___ PROVIDED RECORDS

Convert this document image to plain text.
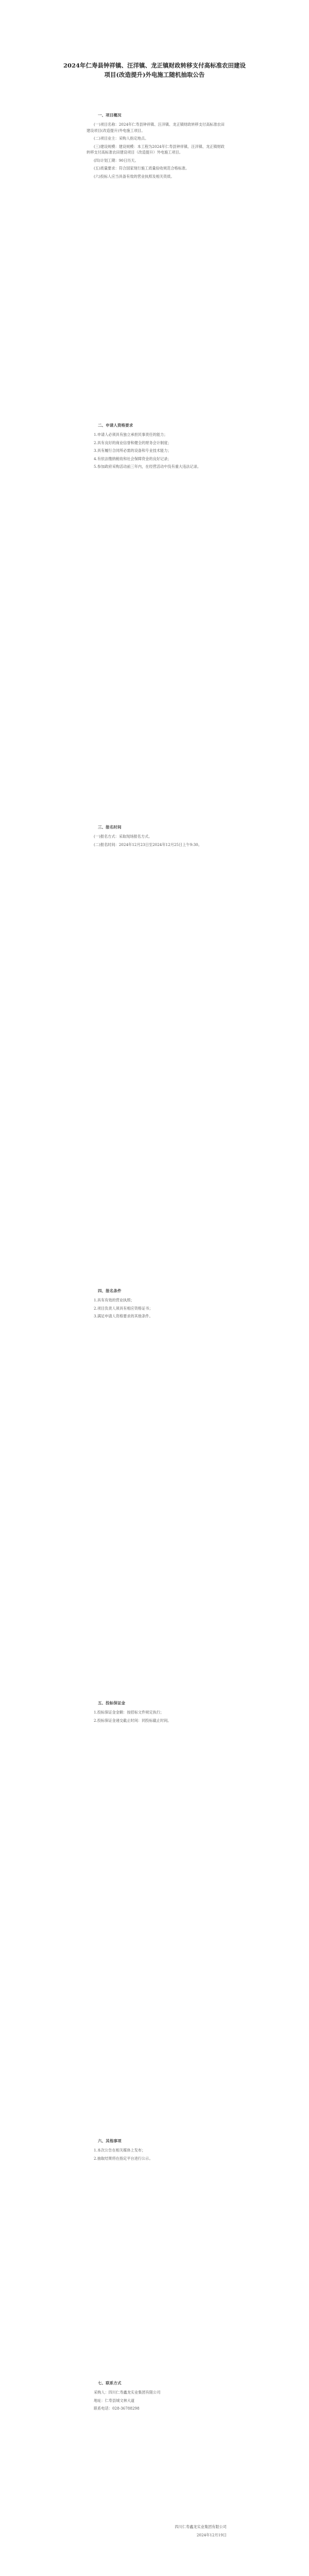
2024年仁寿县钟祥镇、汪洋镇、龙正镇财政转移支付高标准农田建设项目(改造提升)外电施工随机抽取公告
一、项目概况

(一)项目名称：2024年仁寿县钟祥镇、汪洋镇、龙正镇财政转移支付高标准农田建设项目(改造提升)外电施工项目。

(二)项目业主：采购人指定地点。

(三)建设规模：建设规模：本工程为2024年仁寿县钟祥镇、汪洋镇、龙正镇财政转移支付高标准农田建设项目（改造提升）外电施工项目。

(四)计划工期：90日历天。

(五)质量要求：符合国家现行施工质量验收规范合格标准。

(六)投标人应当具备有效的营业执照及相关资质。

二、申请人资格要求

1.申请人必须具有独立承担民事责任的能力；

2.具有良好的商业信誉和健全的财务会计制度；

3.具有履行合同所必需的设备和专业技术能力；

4.有依法缴纳税收和社会保障资金的良好记录；

5.参加政府采购活动前三年内，在经营活动中没有重大违法记录。

三、报名时间

(一)报名方式：采取现场报名方式。

(二)报名时间：2024年12月23日至2024年12月25日上午9:30。

四、报名条件

1.具有有效的营业执照；

2.项目负责人须具有相应资格证书；

3.满足申请人资格要求的其他条件。

五、投标保证金

1.投标保证金金额：按招标文件规定执行；

2.投标保证金递交截止时间：同投标截止时间。

六、其他事项

1.本次公告在相关媒体上发布；

2.抽取结果将在指定平台进行公示。

七、联系方式

采购人：四川仁寿鑫龙实业集团有限公司

地址：仁寿县城文林大道

联系电话：028-36788298

四川仁寿鑫龙实业集团有限公司
2024年12月19日
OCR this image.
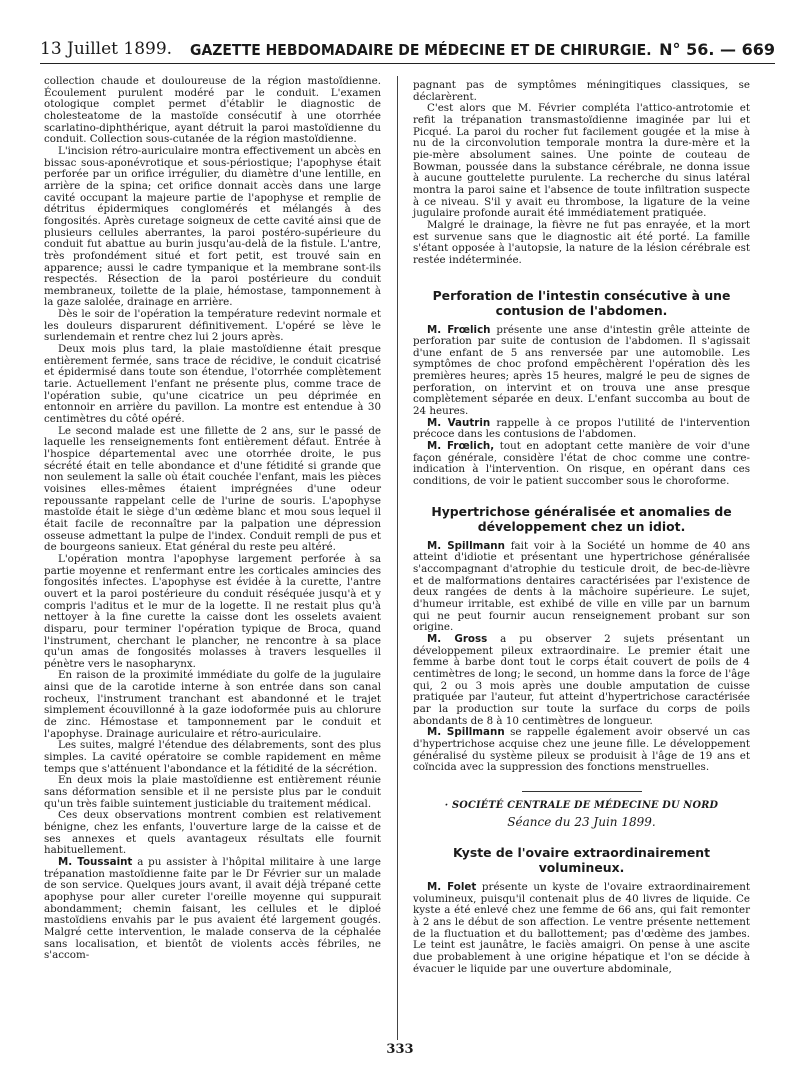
13 Juillet 1899. GAZETTE HEBDOMADAIRE DE MÉDECINE ET DE CHIRURGIE. N° 56. — 669

collection chaude et douloureuse de la région mastoïdienne. Écoulement purulent modéré par le conduit. L'examen otologique complet permet d'établir le diagnostic de cholesteatome de la mastoïde consécutif à une otorrhée scarlatino-diphthérique, ayant détruit la paroi mastoïdienne du conduit. Collection sous-cutanée de la région mastoïdienne.

L'incision rétro-auriculaire montra effectivement un abcès en bissac sous-aponévrotique et sous-périostique; l'apophyse était perforée par un orifice irrégulier, du diamètre d'une lentille, en arrière de la spina; cet orifice donnait accès dans une large cavité occupant la majeure partie de l'apophyse et remplie de détritus épidermiques conglomérés et mélangés à des fongosités. Après curetage soigneux de cette cavité ainsi que de plusieurs cellules aberrantes, la paroi postéro-supérieure du conduit fut abattue au burin jusqu'au-delà de la fistule. L'antre, très profondément situé et fort petit, est trouvé sain en apparence; aussi le cadre tympanique et la membrane sont-ils respectés. Résection de la paroi postérieure du conduit membraneux, toilette de la plaie, hémostase, tamponnement à la gaze salolée, drainage en arrière.

Dès le soir de l'opération la température redevint normale et les douleurs disparurent définitivement. L'opéré se lève le surlendemain et rentre chez lui 2 jours après.

Deux mois plus tard, la plaie mastoïdienne était presque entièrement fermée, sans trace de récidive, le conduit cicatrisé et épidermisé dans toute son étendue, l'otorrhée complètement tarie. Actuellement l'enfant ne présente plus, comme trace de l'opération subie, qu'une cicatrice un peu déprimée en entonnoir en arrière du pavillon. La montre est entendue à 30 centimètres du côté opéré.

Le second malade est une fillette de 2 ans, sur le passé de laquelle les renseignements font entièrement défaut. Entrée à l'hospice départemental avec une otorrhée droite, le pus sécrété était en telle abondance et d'une fétidité si grande que non seulement la salle où était couchée l'enfant, mais les pièces voisines elles-mêmes étaient imprégnées d'une odeur repoussante rappelant celle de l'urine de souris. L'apophyse mastoïde était le siège d'un œdème blanc et mou sous lequel il était facile de reconnaître par la palpation une dépression osseuse admettant la pulpe de l'index. Conduit rempli de pus et de bourgeons sanieux. Etat général du reste peu altéré.

L'opération montra l'apophyse largement perforée à sa partie moyenne et renfermant entre les corticales amincies des fongosités infectes. L'apophyse est évidée à la curette, l'antre ouvert et la paroi postérieure du conduit réséquée jusqu'à et y compris l'aditus et le mur de la logette. Il ne restait plus qu'à nettoyer à la fine curette la caisse dont les osselets avaient disparu, pour terminer l'opération typique de Broca, quand l'instrument, cherchant le plancher, ne rencontre à sa place qu'un amas de fongosités molasses à travers lesquelles il pénètre vers le nasopharynx.

En raison de la proximité immédiate du golfe de la jugulaire ainsi que de la carotide interne à son entrée dans son canal rocheux, l'instrument tranchant est abandonné et le trajet simplement écouvillonné à la gaze iodoformée puis au chlorure de zinc. Hémostase et tamponnement par le conduit et l'apophyse. Drainage auriculaire et rétro-auriculaire.

Les suites, malgré l'étendue des délabrements, sont des plus simples. La cavité opératoire se comble rapidement en même temps que s'atténuent l'abondance et la fétidité de la sécrétion.

En deux mois la plaie mastoïdienne est entièrement réunie sans déformation sensible et il ne persiste plus par le conduit qu'un très faible suintement justiciable du traitement médical.

Ces deux observations montrent combien est relativement bénigne, chez les enfants, l'ouverture large de la caisse et de ses annexes et quels avantageux résultats elle fournit habituellement.

M. Toussaint a pu assister à l'hôpital militaire à une large trépanation mastoïdienne faite par le Dr Février sur un malade de son service. Quelques jours avant, il avait déjà trépané cette apophyse pour aller cureter l'oreille moyenne qui suppurait abondamment; chemin faisant, les cellules et le diploé mastoïdiens envahis par le pus avaient été largement gougés. Malgré cette intervention, le malade conserva de la céphalée sans localisation, et bientôt de violents accès fébriles, ne s'accom-

pagnant pas de symptômes méningitiques classiques, se déclarèrent.

C'est alors que M. Février compléta l'attico-antrotomie et refit la trépanation transmastoïdienne imaginée par lui et Picqué. La paroi du rocher fut facilement gougée et la mise à nu de la circonvolution temporale montra la dure-mère et la pie-mère absolument saines. Une pointe de couteau de Bowman, poussée dans la substance cérébrale, ne donna issue à aucune gouttelette purulente. La recherche du sinus latéral montra la paroi saine et l'absence de toute infiltration suspecte à ce niveau. S'il y avait eu thrombose, la ligature de la veine jugulaire profonde aurait été immédiatement pratiquée.

Malgré le drainage, la fièvre ne fut pas enrayée, et la mort est survenue sans que le diagnostic ait été porté. La famille s'étant opposée à l'autopsie, la nature de la lésion cérébrale est restée indéterminée.

Perforation de l'intestin consécutive à une contusion de l'abdomen.

M. Frœlich présente une anse d'intestin grêle atteinte de perforation par suite de contusion de l'abdomen. Il s'agissait d'une enfant de 5 ans renversée par une automobile. Les symptômes de choc profond empêchèrent l'opération dès les premières heures; après 15 heures, malgré le peu de signes de perforation, on intervint et on trouva une anse presque complètement séparée en deux. L'enfant succomba au bout de 24 heures.

M. Vautrin rappelle à ce propos l'utilité de l'intervention précoce dans les contusions de l'abdomen.

M. Frœlich, tout en adoptant cette manière de voir d'une façon générale, considère l'état de choc comme une contre-indication à l'intervention. On risque, en opérant dans ces conditions, de voir le patient succomber sous le choroforme.

Hypertrichose généralisée et anomalies de développement chez un idiot.

M. Spillmann fait voir à la Société un homme de 40 ans atteint d'idiotie et présentant une hypertrichose généralisée s'accompagnant d'atrophie du testicule droit, de bec-de-lièvre et de malformations dentaires caractérisées par l'existence de deux rangées de dents à la mâchoire supérieure. Le sujet, d'humeur irritable, est exhibé de ville en ville par un barnum qui ne peut fournir aucun renseignement probant sur son origine.

M. Gross a pu observer 2 sujets présentant un développement pileux extraordinaire. Le premier était une femme à barbe dont tout le corps était couvert de poils de 4 centimètres de long; le second, un homme dans la force de l'âge qui, 2 ou 3 mois après une double amputation de cuisse pratiquée par l'auteur, fut atteint d'hypertrichose caractérisée par la production sur toute la surface du corps de poils abondants de 8 à 10 centimètres de longueur.

M. Spillmann se rappelle également avoir observé un cas d'hypertrichose acquise chez une jeune fille. Le développement généralisé du système pileux se produisit à l'âge de 19 ans et coïncida avec la suppression des fonctions menstruelles.

· SOCIÉTÉ CENTRALE DE MÉDECINE DU NORD
Séance du 23 Juin 1899.
Kyste de l'ovaire extraordinairement volumineux.

M. Folet présente un kyste de l'ovaire extraordinairement volumineux, puisqu'il contenait plus de 40 livres de liquide. Ce kyste a été enlevé chez une femme de 66 ans, qui fait remonter à 2 ans le début de son affection. Le ventre présente nettement de la fluctuation et du ballottement; pas d'œdème des jambes. Le teint est jaunâtre, le faciès amaigri. On pense à une ascite due probablement à une origine hépatique et l'on se décide à évacuer le liquide par une ouverture abdominale,

333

______

**WHAT IS REQUIRED**
Of the lines in the material above, state how many contain the string "auriculaire"; give no other text.

**THE OUTPUT**
2